- _Exercise objective_
From the data, copy out every line in which the word "Werner" appears.
=== Records supplied ===
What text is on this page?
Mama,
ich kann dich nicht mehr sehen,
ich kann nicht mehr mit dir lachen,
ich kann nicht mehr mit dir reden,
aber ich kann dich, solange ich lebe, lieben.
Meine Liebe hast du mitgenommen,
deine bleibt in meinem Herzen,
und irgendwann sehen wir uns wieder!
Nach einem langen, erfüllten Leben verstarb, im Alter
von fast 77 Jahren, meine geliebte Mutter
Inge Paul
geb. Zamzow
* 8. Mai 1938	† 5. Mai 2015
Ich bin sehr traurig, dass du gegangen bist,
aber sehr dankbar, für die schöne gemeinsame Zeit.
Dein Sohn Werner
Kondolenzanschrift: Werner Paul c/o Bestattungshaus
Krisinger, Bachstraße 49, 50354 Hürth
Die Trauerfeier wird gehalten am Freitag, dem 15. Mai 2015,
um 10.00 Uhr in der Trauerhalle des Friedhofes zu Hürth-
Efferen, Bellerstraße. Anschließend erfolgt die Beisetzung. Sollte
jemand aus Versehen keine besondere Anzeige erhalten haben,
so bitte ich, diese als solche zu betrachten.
===
- _Response for this exercise_
Dein Sohn Werner
Kondolenzanschrift: Werner Paul c/o Bestattungshaus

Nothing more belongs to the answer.